_Aim_
Could you print all the entries exactly?

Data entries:
========

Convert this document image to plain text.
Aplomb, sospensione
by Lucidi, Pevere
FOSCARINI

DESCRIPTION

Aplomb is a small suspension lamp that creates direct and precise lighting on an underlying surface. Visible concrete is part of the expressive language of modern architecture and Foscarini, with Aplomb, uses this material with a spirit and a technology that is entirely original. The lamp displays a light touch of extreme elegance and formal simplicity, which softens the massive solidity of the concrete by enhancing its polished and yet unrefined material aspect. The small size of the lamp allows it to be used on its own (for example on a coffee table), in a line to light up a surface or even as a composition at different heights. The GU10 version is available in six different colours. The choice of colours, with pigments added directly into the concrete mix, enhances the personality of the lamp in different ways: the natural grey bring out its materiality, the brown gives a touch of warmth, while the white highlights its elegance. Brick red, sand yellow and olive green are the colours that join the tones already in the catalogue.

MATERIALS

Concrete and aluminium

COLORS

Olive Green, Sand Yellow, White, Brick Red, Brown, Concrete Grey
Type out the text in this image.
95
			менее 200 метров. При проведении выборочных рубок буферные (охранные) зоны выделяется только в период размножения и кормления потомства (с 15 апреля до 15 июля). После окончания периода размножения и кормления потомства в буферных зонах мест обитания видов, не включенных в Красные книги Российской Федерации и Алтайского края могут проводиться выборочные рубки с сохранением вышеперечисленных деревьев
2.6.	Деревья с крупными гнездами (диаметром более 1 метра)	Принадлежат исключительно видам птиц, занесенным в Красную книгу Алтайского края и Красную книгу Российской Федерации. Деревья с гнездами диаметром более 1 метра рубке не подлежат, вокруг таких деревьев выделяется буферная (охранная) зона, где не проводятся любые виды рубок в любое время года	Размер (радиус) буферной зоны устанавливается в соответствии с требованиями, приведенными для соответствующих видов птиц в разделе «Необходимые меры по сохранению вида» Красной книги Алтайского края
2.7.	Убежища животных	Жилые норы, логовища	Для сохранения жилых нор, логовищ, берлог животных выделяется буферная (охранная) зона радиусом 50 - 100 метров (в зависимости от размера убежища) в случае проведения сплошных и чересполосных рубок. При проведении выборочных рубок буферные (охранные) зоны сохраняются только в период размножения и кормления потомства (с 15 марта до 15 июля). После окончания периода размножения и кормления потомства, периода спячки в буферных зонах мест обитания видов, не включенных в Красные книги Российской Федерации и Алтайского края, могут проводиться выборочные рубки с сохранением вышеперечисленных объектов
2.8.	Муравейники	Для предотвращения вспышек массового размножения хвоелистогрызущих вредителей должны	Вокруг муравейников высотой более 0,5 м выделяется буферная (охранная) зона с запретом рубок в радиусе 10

========

_Complete answer_
Convert this document image to plain text.
Aplomb, sospensione
by Lucidi, Pevere
FOSCARINI

DESCRIPTION

Aplomb is a small suspension lamp that creates direct and precise lighting on an underlying surface. Visible concrete is part of the expressive language of modern architecture and Foscarini, with Aplomb, uses this material with a spirit and a technology that is entirely original. The lamp displays a light touch of extreme elegance and formal simplicity, which softens the massive solidity of the concrete by enhancing its polished and yet unrefined material aspect. The small size of the lamp allows it to be used on its own (for example on a coffee table), in a line to light up a surface or even as a composition at different heights. The GU10 version is available in six different colours. The choice of colours, with pigments added directly into the concrete mix, enhances the personality of the lamp in different ways: the natural grey bring out its materiality, the brown gives a touch of warmth, while the white highlights its elegance. Brick red, sand yellow and olive green are the colours that join the tones already in the catalogue.

MATERIALS

Concrete and aluminium

COLORS

Olive Green, Sand Yellow, White, Brick Red, Brown, Concrete Grey
Type out the text in this image.
95
			менее 200 метров. При проведении выборочных рубок буферные (охранные) зоны выделяется только в период размножения и кормления потомства (с 15 апреля до 15 июля). После окончания периода размножения и кормления потомства в буферных зонах мест обитания видов, не включенных в Красные книги Российской Федерации и Алтайского края могут проводиться выборочные рубки с сохранением вышеперечисленных деревьев
2.6.	Деревья с крупными гнездами (диаметром более 1 метра)	Принадлежат исключительно видам птиц, занесенным в Красную книгу Алтайского края и Красную книгу Российской Федерации. Деревья с гнездами диаметром более 1 метра рубке не подлежат, вокруг таких деревьев выделяется буферная (охранная) зона, где не проводятся любые виды рубок в любое время года	Размер (радиус) буферной зоны устанавливается в соответствии с требованиями, приведенными для соответствующих видов птиц в разделе «Необходимые меры по сохранению вида» Красной книги Алтайского края
2.7.	Убежища животных	Жилые норы, логовища	Для сохранения жилых нор, логовищ, берлог животных выделяется буферная (охранная) зона радиусом 50 - 100 метров (в зависимости от размера убежища) в случае проведения сплошных и чересполосных рубок. При проведении выборочных рубок буферные (охранные) зоны сохраняются только в период размножения и кормления потомства (с 15 марта до 15 июля). После окончания периода размножения и кормления потомства, периода спячки в буферных зонах мест обитания видов, не включенных в Красные книги Российской Федерации и Алтайского края, могут проводиться выборочные рубки с сохранением вышеперечисленных объектов
2.8.	Муравейники	Для предотвращения вспышек массового размножения хвоелистогрызущих вредителей должны	Вокруг муравейников высотой более 0,5 м выделяется буферная (охранная) зона с запретом рубок в радиусе 10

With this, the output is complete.